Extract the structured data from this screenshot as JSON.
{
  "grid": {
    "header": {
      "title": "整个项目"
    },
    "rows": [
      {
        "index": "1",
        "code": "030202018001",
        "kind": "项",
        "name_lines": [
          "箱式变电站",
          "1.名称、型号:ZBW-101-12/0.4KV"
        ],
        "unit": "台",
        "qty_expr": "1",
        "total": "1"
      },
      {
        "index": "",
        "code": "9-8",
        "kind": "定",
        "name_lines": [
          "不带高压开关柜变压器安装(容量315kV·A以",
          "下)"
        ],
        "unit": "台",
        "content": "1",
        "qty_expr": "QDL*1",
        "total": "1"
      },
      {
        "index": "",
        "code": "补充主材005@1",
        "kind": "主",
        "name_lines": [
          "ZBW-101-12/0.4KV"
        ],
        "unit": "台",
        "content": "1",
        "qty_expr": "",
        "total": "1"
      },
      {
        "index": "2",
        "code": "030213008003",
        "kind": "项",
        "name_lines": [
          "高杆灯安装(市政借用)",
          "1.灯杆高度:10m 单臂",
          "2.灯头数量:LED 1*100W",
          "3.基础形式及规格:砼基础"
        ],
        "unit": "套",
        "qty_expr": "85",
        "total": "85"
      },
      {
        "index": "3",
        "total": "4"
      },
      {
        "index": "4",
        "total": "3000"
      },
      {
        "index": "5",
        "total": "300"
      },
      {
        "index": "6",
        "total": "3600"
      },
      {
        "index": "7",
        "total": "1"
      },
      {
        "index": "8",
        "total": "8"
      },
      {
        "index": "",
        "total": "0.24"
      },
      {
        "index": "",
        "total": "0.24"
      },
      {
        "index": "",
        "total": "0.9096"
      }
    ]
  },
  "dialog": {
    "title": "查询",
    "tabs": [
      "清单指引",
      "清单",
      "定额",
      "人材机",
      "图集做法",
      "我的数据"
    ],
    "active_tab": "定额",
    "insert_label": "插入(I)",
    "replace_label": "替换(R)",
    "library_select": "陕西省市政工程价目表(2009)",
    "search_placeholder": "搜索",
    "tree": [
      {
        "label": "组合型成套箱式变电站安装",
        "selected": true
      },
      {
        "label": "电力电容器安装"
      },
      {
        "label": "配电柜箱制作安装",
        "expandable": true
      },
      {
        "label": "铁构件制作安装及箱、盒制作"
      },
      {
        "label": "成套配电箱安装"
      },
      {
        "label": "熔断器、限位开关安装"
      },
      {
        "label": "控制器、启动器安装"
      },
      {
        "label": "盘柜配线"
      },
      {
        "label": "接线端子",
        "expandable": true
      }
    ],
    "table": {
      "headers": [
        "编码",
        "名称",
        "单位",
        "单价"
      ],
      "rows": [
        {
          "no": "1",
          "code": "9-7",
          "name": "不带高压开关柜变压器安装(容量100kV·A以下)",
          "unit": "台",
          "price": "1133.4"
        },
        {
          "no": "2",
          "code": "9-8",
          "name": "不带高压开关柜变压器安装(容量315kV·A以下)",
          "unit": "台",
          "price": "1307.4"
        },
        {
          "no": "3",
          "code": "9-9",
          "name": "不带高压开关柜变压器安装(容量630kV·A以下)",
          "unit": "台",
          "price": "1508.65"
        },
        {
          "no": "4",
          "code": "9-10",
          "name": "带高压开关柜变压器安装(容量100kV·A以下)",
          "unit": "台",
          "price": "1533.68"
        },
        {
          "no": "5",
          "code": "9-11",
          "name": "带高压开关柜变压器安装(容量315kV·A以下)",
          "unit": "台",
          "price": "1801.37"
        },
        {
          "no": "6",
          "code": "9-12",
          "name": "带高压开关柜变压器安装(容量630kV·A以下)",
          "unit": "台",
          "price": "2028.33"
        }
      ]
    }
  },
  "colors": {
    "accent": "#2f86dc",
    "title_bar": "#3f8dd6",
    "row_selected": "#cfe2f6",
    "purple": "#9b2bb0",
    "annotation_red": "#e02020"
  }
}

* To be done *
Retype the whole listing, matching it exactly.

* Task response *
Extract the structured data from this screenshot as JSON.
{
  "grid": {
    "header": {
      "title": "整个项目"
    },
    "rows": [
      {
        "index": "1",
        "code": "030202018001",
        "kind": "项",
        "name_lines": [
          "箱式变电站",
          "1.名称、型号:ZBW-101-12/0.4KV"
        ],
        "unit": "台",
        "qty_expr": "1",
        "total": "1"
      },
      {
        "index": "",
        "code": "9-8",
        "kind": "定",
        "name_lines": [
          "不带高压开关柜变压器安装(容量315kV·A以",
          "下)"
        ],
        "unit": "台",
        "content": "1",
        "qty_expr": "QDL*1",
        "total": "1"
      },
      {
        "index": "",
        "code": "补充主材005@1",
        "kind": "主",
        "name_lines": [
          "ZBW-101-12/0.4KV"
        ],
        "unit": "台",
        "content": "1",
        "qty_expr": "",
        "total": "1"
      },
      {
        "index": "2",
        "code": "030213008003",
        "kind": "项",
        "name_lines": [
          "高杆灯安装(市政借用)",
          "1.灯杆高度:10m 单臂",
          "2.灯头数量:LED 1*100W",
          "3.基础形式及规格:砼基础"
        ],
        "unit": "套",
        "qty_expr": "85",
        "total": "85"
      },
      {
        "index": "3",
        "total": "4"
      },
      {
        "index": "4",
        "total": "3000"
      },
      {
        "index": "5",
        "total": "300"
      },
      {
        "index": "6",
        "total": "3600"
      },
      {
        "index": "7",
        "total": "1"
      },
      {
        "index": "8",
        "total": "8"
      },
      {
        "index": "",
        "total": "0.24"
      },
      {
        "index": "",
        "total": "0.24"
      },
      {
        "index": "",
        "total": "0.9096"
      }
    ]
  },
  "dialog": {
    "title": "查询",
    "tabs": [
      "清单指引",
      "清单",
      "定额",
      "人材机",
      "图集做法",
      "我的数据"
    ],
    "active_tab": "定额",
    "insert_label": "插入(I)",
    "replace_label": "替换(R)",
    "library_select": "陕西省市政工程价目表(2009)",
    "search_placeholder": "搜索",
    "tree": [
      {
        "label": "组合型成套箱式变电站安装",
        "selected": true
      },
      {
        "label": "电力电容器安装"
      },
      {
        "label": "配电柜箱制作安装",
        "expandable": true
      },
      {
        "label": "铁构件制作安装及箱、盒制作"
      },
      {
        "label": "成套配电箱安装"
      },
      {
        "label": "熔断器、限位开关安装"
      },
      {
        "label": "控制器、启动器安装"
      },
      {
        "label": "盘柜配线"
      },
      {
        "label": "接线端子",
        "expandable": true
      }
    ],
    "table": {
      "headers": [
        "编码",
        "名称",
        "单位",
        "单价"
      ],
      "rows": [
        {
          "no": "1",
          "code": "9-7",
          "name": "不带高压开关柜变压器安装(容量100kV·A以下)",
          "unit": "台",
          "price": "1133.4"
        },
        {
          "no": "2",
          "code": "9-8",
          "name": "不带高压开关柜变压器安装(容量315kV·A以下)",
          "unit": "台",
          "price": "1307.4"
        },
        {
          "no": "3",
          "code": "9-9",
          "name": "不带高压开关柜变压器安装(容量630kV·A以下)",
          "unit": "台",
          "price": "1508.65"
        },
        {
          "no": "4",
          "code": "9-10",
          "name": "带高压开关柜变压器安装(容量100kV·A以下)",
          "unit": "台",
          "price": "1533.68"
        },
        {
          "no": "5",
          "code": "9-11",
          "name": "带高压开关柜变压器安装(容量315kV·A以下)",
          "unit": "台",
          "price": "1801.37"
        },
        {
          "no": "6",
          "code": "9-12",
          "name": "带高压开关柜变压器安装(容量630kV·A以下)",
          "unit": "台",
          "price": "2028.33"
        }
      ]
    }
  },
  "colors": {
    "accent": "#2f86dc",
    "title_bar": "#3f8dd6",
    "row_selected": "#cfe2f6",
    "purple": "#9b2bb0",
    "annotation_red": "#e02020"
  }
}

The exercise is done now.